• **Task brief**
Using the listing below, copy every line that mentions "color".

(Stored items)
## Begin

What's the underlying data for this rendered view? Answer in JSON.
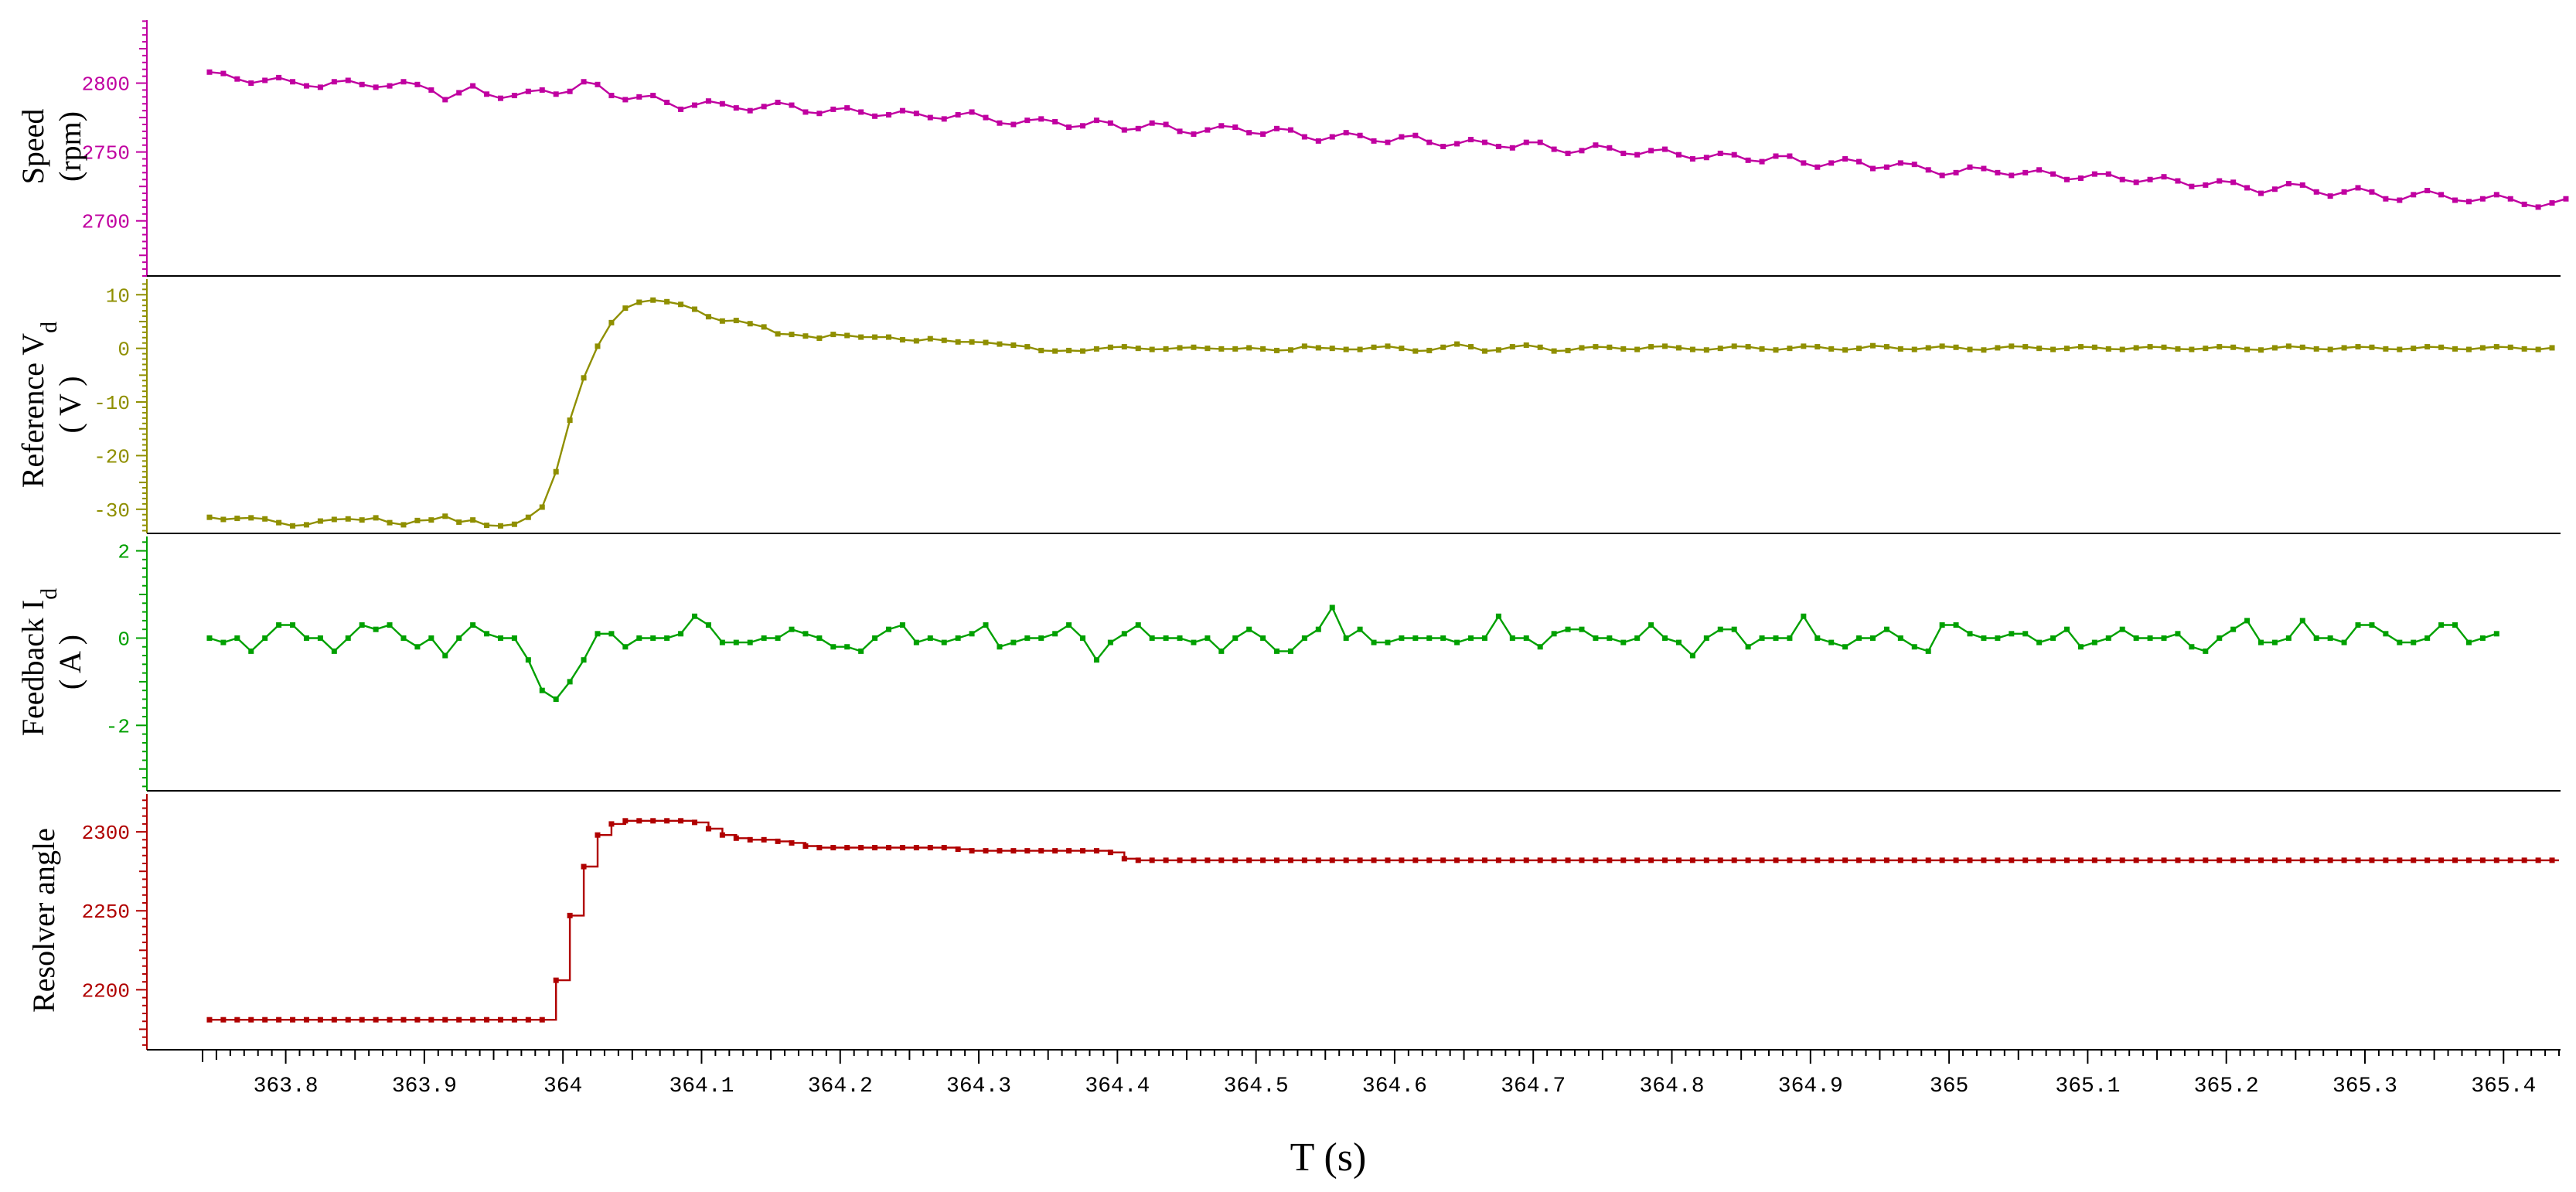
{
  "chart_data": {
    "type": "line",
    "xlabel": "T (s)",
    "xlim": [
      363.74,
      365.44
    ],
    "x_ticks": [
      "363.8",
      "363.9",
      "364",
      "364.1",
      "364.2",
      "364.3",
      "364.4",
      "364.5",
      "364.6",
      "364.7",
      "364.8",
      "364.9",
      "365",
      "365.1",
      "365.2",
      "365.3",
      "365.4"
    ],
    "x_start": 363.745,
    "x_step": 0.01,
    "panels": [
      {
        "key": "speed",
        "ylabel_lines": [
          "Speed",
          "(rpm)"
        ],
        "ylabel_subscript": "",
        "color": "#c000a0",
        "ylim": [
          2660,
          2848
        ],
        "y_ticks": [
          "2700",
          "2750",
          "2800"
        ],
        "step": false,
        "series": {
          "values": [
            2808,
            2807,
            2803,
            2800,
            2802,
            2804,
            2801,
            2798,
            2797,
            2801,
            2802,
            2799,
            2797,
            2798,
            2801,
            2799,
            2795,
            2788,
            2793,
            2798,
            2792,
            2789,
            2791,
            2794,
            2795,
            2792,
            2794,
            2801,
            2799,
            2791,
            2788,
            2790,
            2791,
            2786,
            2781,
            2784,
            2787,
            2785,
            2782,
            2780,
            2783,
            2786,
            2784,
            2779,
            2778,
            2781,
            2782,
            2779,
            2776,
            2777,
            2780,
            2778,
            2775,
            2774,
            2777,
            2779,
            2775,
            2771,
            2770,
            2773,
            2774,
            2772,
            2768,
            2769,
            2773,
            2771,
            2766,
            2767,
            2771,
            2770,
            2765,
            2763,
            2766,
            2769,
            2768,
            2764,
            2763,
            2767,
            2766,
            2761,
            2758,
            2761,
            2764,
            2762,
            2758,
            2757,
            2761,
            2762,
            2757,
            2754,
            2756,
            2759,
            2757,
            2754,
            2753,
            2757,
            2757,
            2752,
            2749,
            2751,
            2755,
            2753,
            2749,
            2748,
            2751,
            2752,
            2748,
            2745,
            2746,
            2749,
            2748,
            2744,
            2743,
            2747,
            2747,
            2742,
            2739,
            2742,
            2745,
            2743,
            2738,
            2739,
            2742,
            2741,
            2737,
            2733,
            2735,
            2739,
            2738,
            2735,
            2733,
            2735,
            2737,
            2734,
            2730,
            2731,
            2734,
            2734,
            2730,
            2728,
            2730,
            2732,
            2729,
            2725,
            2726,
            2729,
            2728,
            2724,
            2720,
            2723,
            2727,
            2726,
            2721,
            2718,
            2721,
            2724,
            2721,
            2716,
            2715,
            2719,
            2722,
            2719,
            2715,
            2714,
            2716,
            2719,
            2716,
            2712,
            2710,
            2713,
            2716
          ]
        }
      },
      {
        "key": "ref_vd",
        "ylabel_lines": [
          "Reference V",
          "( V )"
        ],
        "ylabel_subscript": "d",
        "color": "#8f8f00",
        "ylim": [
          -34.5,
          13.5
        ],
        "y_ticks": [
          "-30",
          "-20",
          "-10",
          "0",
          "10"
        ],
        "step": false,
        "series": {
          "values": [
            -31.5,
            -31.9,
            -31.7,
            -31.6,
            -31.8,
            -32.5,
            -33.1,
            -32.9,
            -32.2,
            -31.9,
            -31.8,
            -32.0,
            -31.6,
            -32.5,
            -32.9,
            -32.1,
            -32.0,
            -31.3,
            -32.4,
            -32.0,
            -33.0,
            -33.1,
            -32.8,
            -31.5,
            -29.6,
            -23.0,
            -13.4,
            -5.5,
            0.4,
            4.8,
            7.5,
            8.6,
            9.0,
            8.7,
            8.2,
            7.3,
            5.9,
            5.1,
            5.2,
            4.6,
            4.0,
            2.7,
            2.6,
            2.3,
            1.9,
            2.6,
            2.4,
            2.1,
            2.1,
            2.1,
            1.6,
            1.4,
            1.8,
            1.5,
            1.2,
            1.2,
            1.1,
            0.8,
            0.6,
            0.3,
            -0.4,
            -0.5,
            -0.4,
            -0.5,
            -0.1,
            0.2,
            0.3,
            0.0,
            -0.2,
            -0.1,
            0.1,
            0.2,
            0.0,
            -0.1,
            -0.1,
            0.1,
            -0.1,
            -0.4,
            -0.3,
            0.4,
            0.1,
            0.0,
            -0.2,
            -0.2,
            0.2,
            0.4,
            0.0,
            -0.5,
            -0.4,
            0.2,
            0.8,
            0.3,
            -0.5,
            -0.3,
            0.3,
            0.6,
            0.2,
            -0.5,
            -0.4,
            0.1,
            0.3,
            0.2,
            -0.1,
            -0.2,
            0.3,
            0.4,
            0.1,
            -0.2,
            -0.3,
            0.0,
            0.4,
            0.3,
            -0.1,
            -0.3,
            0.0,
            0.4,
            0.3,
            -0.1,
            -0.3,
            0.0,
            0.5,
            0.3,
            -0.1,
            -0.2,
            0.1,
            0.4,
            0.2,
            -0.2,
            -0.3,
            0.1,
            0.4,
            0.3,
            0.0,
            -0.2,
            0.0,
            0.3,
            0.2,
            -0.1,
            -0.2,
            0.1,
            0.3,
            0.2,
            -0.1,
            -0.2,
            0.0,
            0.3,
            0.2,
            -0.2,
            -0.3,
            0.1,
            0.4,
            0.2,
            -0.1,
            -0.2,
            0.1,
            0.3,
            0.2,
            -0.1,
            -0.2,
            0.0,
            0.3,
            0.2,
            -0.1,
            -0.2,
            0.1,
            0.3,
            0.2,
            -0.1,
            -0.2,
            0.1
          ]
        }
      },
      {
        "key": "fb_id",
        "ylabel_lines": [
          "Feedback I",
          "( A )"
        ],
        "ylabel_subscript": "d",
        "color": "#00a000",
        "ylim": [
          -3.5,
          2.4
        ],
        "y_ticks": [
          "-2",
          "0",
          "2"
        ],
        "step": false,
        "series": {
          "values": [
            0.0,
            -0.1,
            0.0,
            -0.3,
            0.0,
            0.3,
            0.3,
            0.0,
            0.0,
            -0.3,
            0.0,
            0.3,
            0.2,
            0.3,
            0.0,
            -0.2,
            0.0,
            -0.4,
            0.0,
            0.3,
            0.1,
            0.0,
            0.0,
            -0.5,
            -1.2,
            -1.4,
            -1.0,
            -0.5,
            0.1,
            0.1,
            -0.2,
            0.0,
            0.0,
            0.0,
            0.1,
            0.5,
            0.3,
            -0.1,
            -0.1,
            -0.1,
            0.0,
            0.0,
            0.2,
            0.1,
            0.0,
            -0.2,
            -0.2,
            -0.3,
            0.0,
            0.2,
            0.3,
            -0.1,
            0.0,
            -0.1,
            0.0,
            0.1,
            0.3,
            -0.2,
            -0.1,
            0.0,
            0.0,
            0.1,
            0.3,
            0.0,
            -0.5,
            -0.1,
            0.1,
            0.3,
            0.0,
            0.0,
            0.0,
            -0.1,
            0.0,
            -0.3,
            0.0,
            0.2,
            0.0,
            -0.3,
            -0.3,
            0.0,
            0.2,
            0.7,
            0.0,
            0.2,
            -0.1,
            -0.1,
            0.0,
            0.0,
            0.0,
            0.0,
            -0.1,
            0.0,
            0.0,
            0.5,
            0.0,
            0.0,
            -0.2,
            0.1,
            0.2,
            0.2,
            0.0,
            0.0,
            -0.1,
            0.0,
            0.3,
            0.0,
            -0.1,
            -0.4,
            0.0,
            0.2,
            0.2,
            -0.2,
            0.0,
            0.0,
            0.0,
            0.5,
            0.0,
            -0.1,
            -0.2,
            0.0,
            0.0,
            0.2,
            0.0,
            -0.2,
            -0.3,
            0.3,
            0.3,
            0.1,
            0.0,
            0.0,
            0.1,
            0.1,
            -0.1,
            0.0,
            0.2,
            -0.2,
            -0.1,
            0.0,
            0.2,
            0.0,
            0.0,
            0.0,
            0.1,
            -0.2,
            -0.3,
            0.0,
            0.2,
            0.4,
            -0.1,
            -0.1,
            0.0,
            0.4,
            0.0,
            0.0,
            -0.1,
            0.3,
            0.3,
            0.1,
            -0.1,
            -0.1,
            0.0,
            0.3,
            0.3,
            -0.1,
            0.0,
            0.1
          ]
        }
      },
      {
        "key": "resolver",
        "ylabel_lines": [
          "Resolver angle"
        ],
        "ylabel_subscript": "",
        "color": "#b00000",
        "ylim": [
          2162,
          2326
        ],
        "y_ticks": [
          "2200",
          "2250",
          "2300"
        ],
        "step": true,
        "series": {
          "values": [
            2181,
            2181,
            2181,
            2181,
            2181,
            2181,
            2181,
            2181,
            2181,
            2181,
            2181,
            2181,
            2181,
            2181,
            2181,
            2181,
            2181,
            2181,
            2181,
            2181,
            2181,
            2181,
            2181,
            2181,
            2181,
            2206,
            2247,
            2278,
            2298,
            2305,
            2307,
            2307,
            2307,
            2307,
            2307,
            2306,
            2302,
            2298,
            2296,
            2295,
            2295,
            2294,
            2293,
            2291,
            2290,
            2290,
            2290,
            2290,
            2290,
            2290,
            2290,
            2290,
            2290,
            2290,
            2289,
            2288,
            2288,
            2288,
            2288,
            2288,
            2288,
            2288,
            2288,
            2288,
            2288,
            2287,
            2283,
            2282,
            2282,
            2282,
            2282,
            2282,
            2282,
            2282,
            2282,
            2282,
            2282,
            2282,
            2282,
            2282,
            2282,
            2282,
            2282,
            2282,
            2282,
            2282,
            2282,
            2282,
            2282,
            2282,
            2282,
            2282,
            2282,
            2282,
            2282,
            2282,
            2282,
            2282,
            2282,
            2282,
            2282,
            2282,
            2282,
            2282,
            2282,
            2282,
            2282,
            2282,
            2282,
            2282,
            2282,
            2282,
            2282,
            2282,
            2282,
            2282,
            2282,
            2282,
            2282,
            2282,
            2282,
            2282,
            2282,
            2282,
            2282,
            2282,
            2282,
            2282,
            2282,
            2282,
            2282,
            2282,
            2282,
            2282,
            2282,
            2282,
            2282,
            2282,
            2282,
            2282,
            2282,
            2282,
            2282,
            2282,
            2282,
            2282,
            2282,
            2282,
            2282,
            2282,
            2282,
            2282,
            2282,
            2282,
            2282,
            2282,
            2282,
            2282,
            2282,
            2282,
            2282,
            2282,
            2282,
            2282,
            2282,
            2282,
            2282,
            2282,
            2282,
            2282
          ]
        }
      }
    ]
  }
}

## End

• **Task response**
        "color": "#c000a0",
        "color": "#8f8f00",
        "color": "#00a000",
        "color": "#b00000",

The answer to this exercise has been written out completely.